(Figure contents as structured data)
"""

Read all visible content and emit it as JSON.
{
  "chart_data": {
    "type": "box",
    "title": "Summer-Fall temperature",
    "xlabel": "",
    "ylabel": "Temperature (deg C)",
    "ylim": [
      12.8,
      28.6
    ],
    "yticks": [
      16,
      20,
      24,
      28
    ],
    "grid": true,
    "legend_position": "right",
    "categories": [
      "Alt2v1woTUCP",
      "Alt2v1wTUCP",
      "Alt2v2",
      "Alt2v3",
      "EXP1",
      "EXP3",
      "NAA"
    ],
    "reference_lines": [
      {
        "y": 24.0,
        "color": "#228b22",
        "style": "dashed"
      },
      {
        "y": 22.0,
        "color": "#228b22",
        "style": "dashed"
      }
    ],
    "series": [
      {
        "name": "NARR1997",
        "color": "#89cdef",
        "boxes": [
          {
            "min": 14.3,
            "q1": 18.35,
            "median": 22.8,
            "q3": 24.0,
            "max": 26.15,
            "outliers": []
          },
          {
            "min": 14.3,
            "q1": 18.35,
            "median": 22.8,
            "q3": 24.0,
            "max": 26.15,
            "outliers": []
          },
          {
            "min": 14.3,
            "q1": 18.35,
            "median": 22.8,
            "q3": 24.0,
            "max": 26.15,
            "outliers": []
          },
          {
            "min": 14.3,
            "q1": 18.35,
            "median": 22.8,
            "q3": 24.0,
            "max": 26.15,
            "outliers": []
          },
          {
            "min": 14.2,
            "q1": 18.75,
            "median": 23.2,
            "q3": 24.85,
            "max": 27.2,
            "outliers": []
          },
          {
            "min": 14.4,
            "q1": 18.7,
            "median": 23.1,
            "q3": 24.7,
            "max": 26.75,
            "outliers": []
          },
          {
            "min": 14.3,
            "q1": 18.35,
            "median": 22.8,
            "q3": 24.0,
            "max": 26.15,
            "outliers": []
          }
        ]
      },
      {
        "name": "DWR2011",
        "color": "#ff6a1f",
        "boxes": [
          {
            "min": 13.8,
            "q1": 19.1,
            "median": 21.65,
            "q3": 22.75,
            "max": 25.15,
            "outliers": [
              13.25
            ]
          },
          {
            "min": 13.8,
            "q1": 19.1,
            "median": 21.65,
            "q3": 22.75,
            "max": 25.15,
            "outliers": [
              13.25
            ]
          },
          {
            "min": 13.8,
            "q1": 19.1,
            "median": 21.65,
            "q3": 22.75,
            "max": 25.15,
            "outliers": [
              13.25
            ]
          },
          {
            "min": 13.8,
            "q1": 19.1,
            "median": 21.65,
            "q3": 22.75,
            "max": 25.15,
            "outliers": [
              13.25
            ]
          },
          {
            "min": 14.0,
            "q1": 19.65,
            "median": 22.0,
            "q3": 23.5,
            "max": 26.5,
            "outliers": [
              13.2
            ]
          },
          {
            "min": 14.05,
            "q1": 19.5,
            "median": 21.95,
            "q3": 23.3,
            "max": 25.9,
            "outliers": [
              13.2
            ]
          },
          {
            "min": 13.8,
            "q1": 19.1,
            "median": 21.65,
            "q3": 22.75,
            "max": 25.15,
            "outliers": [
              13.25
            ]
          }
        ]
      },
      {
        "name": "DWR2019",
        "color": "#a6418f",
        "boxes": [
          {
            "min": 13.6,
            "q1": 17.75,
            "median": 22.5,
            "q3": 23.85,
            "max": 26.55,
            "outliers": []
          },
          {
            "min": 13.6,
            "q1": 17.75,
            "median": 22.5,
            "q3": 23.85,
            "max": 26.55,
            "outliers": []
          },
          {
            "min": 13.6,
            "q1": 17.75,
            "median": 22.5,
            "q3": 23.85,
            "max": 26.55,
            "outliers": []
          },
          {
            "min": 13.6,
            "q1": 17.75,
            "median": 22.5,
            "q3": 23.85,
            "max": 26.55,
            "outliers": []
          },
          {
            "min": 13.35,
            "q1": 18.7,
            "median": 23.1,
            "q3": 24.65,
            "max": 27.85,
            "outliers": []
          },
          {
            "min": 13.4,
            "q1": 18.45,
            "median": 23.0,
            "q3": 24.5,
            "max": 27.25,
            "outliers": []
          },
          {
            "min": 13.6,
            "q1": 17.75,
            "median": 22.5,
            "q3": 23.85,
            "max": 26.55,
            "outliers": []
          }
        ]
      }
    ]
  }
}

"""

Repeat the whole listing exactly, keeping every line intact.

Read all visible content and emit it as JSON.
{
  "chart_data": {
    "type": "box",
    "title": "Summer-Fall temperature",
    "xlabel": "",
    "ylabel": "Temperature (deg C)",
    "ylim": [
      12.8,
      28.6
    ],
    "yticks": [
      16,
      20,
      24,
      28
    ],
    "grid": true,
    "legend_position": "right",
    "categories": [
      "Alt2v1woTUCP",
      "Alt2v1wTUCP",
      "Alt2v2",
      "Alt2v3",
      "EXP1",
      "EXP3",
      "NAA"
    ],
    "reference_lines": [
      {
        "y": 24.0,
        "color": "#228b22",
        "style": "dashed"
      },
      {
        "y": 22.0,
        "color": "#228b22",
        "style": "dashed"
      }
    ],
    "series": [
      {
        "name": "NARR1997",
        "color": "#89cdef",
        "boxes": [
          {
            "min": 14.3,
            "q1": 18.35,
            "median": 22.8,
            "q3": 24.0,
            "max": 26.15,
            "outliers": []
          },
          {
            "min": 14.3,
            "q1": 18.35,
            "median": 22.8,
            "q3": 24.0,
            "max": 26.15,
            "outliers": []
          },
          {
            "min": 14.3,
            "q1": 18.35,
            "median": 22.8,
            "q3": 24.0,
            "max": 26.15,
            "outliers": []
          },
          {
            "min": 14.3,
            "q1": 18.35,
            "median": 22.8,
            "q3": 24.0,
            "max": 26.15,
            "outliers": []
          },
          {
            "min": 14.2,
            "q1": 18.75,
            "median": 23.2,
            "q3": 24.85,
            "max": 27.2,
            "outliers": []
          },
          {
            "min": 14.4,
            "q1": 18.7,
            "median": 23.1,
            "q3": 24.7,
            "max": 26.75,
            "outliers": []
          },
          {
            "min": 14.3,
            "q1": 18.35,
            "median": 22.8,
            "q3": 24.0,
            "max": 26.15,
            "outliers": []
          }
        ]
      },
      {
        "name": "DWR2011",
        "color": "#ff6a1f",
        "boxes": [
          {
            "min": 13.8,
            "q1": 19.1,
            "median": 21.65,
            "q3": 22.75,
            "max": 25.15,
            "outliers": [
              13.25
            ]
          },
          {
            "min": 13.8,
            "q1": 19.1,
            "median": 21.65,
            "q3": 22.75,
            "max": 25.15,
            "outliers": [
              13.25
            ]
          },
          {
            "min": 13.8,
            "q1": 19.1,
            "median": 21.65,
            "q3": 22.75,
            "max": 25.15,
            "outliers": [
              13.25
            ]
          },
          {
            "min": 13.8,
            "q1": 19.1,
            "median": 21.65,
            "q3": 22.75,
            "max": 25.15,
            "outliers": [
              13.25
            ]
          },
          {
            "min": 14.0,
            "q1": 19.65,
            "median": 22.0,
            "q3": 23.5,
            "max": 26.5,
            "outliers": [
              13.2
            ]
          },
          {
            "min": 14.05,
            "q1": 19.5,
            "median": 21.95,
            "q3": 23.3,
            "max": 25.9,
            "outliers": [
              13.2
            ]
          },
          {
            "min": 13.8,
            "q1": 19.1,
            "median": 21.65,
            "q3": 22.75,
            "max": 25.15,
            "outliers": [
              13.25
            ]
          }
        ]
      },
      {
        "name": "DWR2019",
        "color": "#a6418f",
        "boxes": [
          {
            "min": 13.6,
            "q1": 17.75,
            "median": 22.5,
            "q3": 23.85,
            "max": 26.55,
            "outliers": []
          },
          {
            "min": 13.6,
            "q1": 17.75,
            "median": 22.5,
            "q3": 23.85,
            "max": 26.55,
            "outliers": []
          },
          {
            "min": 13.6,
            "q1": 17.75,
            "median": 22.5,
            "q3": 23.85,
            "max": 26.55,
            "outliers": []
          },
          {
            "min": 13.6,
            "q1": 17.75,
            "median": 22.5,
            "q3": 23.85,
            "max": 26.55,
            "outliers": []
          },
          {
            "min": 13.35,
            "q1": 18.7,
            "median": 23.1,
            "q3": 24.65,
            "max": 27.85,
            "outliers": []
          },
          {
            "min": 13.4,
            "q1": 18.45,
            "median": 23.0,
            "q3": 24.5,
            "max": 27.25,
            "outliers": []
          },
          {
            "min": 13.6,
            "q1": 17.75,
            "median": 22.5,
            "q3": 23.85,
            "max": 26.55,
            "outliers": []
          }
        ]
      }
    ]
  }
}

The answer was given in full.